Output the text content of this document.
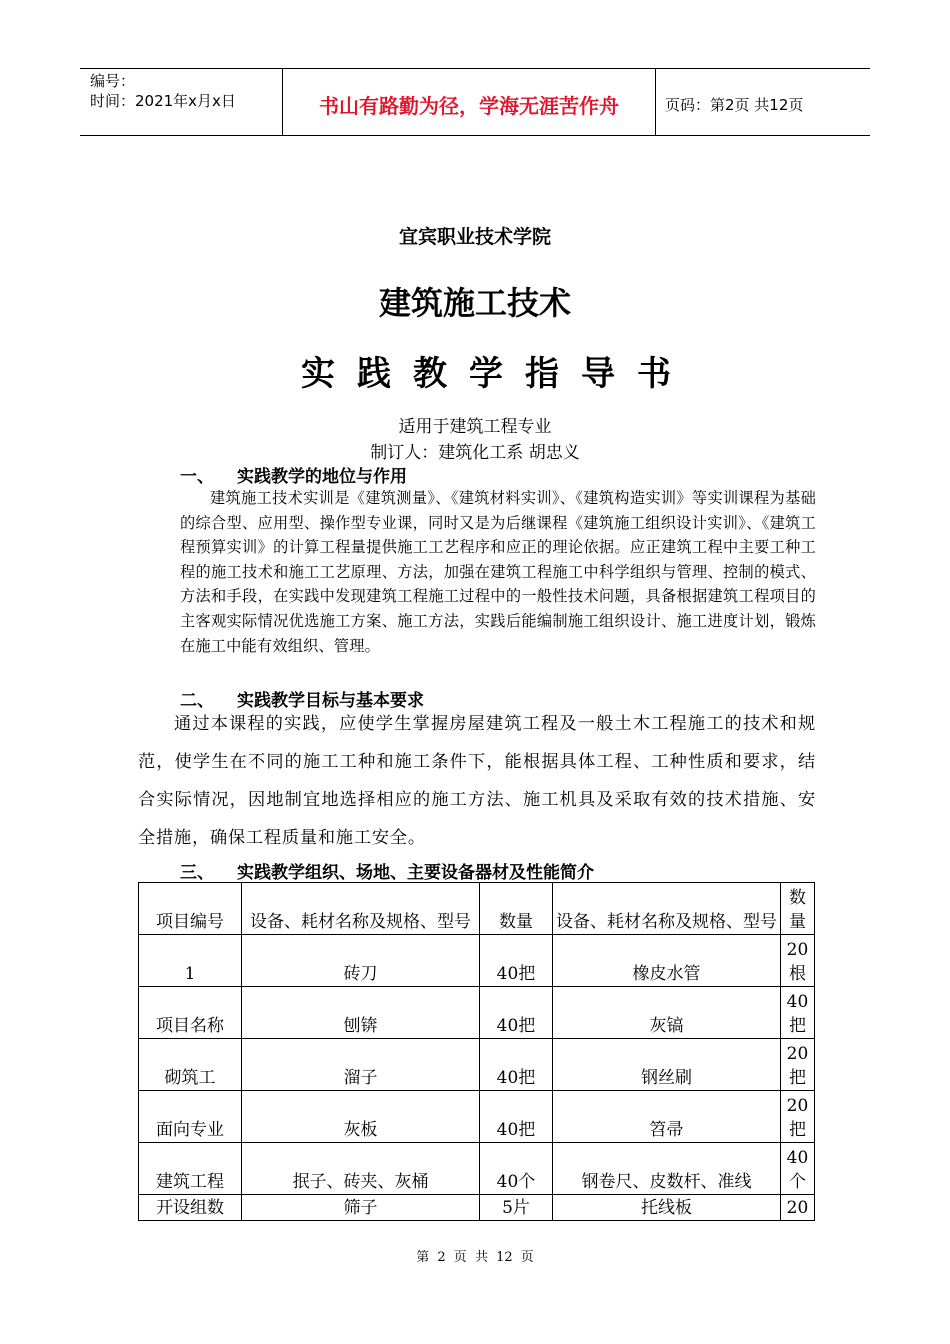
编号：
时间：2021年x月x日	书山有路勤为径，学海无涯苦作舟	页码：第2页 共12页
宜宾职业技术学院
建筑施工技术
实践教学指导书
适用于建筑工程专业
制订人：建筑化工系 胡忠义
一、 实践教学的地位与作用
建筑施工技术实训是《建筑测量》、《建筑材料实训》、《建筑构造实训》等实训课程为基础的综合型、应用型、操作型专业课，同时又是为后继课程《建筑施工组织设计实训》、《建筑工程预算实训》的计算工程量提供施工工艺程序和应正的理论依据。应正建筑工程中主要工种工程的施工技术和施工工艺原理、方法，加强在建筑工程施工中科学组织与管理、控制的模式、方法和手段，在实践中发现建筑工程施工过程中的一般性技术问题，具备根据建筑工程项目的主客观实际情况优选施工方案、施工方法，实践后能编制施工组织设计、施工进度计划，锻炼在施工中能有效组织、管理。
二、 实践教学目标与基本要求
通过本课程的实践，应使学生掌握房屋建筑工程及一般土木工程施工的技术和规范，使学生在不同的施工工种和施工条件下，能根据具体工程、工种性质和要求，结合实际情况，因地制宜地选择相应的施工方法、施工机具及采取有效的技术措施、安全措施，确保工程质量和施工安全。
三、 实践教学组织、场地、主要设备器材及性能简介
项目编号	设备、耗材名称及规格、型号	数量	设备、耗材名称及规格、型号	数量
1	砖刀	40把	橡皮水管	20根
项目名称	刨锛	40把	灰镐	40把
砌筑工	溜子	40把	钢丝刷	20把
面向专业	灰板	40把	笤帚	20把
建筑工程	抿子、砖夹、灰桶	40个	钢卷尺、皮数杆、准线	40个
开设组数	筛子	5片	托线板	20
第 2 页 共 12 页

++++++++++++++++++++

» **Task statement**: Your task is to retype all the entries exactly and leave out any pictures.

» **Full answer**:
Output the text content of this document.
编号：
时间：2021年x月x日	书山有路勤为径，学海无涯苦作舟	页码：第2页 共12页
宜宾职业技术学院
建筑施工技术
实践教学指导书
适用于建筑工程专业
制订人：建筑化工系 胡忠义
一、 实践教学的地位与作用
建筑施工技术实训是《建筑测量》、《建筑材料实训》、《建筑构造实训》等实训课程为基础的综合型、应用型、操作型专业课，同时又是为后继课程《建筑施工组织设计实训》、《建筑工程预算实训》的计算工程量提供施工工艺程序和应正的理论依据。应正建筑工程中主要工种工程的施工技术和施工工艺原理、方法，加强在建筑工程施工中科学组织与管理、控制的模式、方法和手段，在实践中发现建筑工程施工过程中的一般性技术问题，具备根据建筑工程项目的主客观实际情况优选施工方案、施工方法，实践后能编制施工组织设计、施工进度计划，锻炼在施工中能有效组织、管理。
二、 实践教学目标与基本要求
通过本课程的实践，应使学生掌握房屋建筑工程及一般土木工程施工的技术和规范，使学生在不同的施工工种和施工条件下，能根据具体工程、工种性质和要求，结合实际情况，因地制宜地选择相应的施工方法、施工机具及采取有效的技术措施、安全措施，确保工程质量和施工安全。
三、 实践教学组织、场地、主要设备器材及性能简介
项目编号	设备、耗材名称及规格、型号	数量	设备、耗材名称及规格、型号	数量
1	砖刀	40把	橡皮水管	20根
项目名称	刨锛	40把	灰镐	40把
砌筑工	溜子	40把	钢丝刷	20把
面向专业	灰板	40把	笤帚	20把
建筑工程	抿子、砖夹、灰桶	40个	钢卷尺、皮数杆、准线	40个
开设组数	筛子	5片	托线板	20
第 2 页 共 12 页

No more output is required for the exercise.